-- Start --
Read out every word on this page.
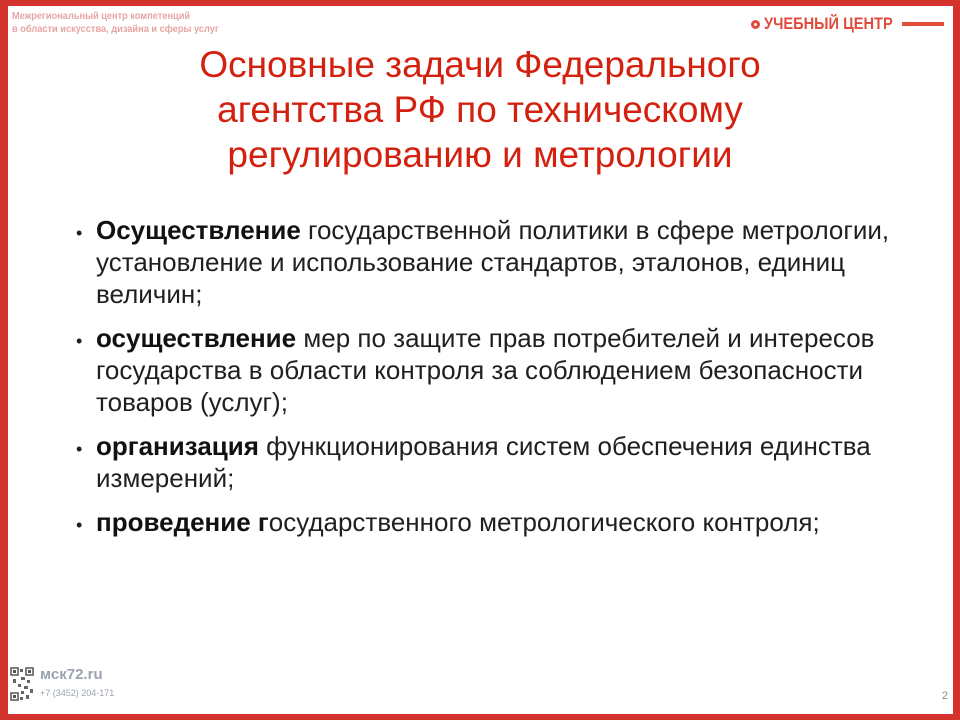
Межрегиональный центр компетенций
в области искусства, дизайна и сферы услуг	УЧЕБНЫЙ ЦЕНТР
Основные задачи Федерального
агентства РФ по техническому
регулированию и метрологии
• Осуществление государственной политики в сфере метрологии, установление и использование стандартов, эталонов, единиц величин;
• осуществление мер по защите прав потребителей и интересов государства в области контроля за соблюдением безопасности товаров (услуг);
• организация функционирования систем обеспечения единства измерений;
• проведение государственного метрологического контроля;
мск72.ru
+7 (3452) 204-171	2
-- End --
TASK PROMPT:
In the listing, find all lines with the string "области" and copy them.

EXPECTED ANSWER:
в области искусства, дизайна и сферы услуг	УЧЕБНЫЙ ЦЕНТР
• осуществление мер по защите прав потребителей и интересов государства в области контроля за соблюдением безопасности товаров (услуг);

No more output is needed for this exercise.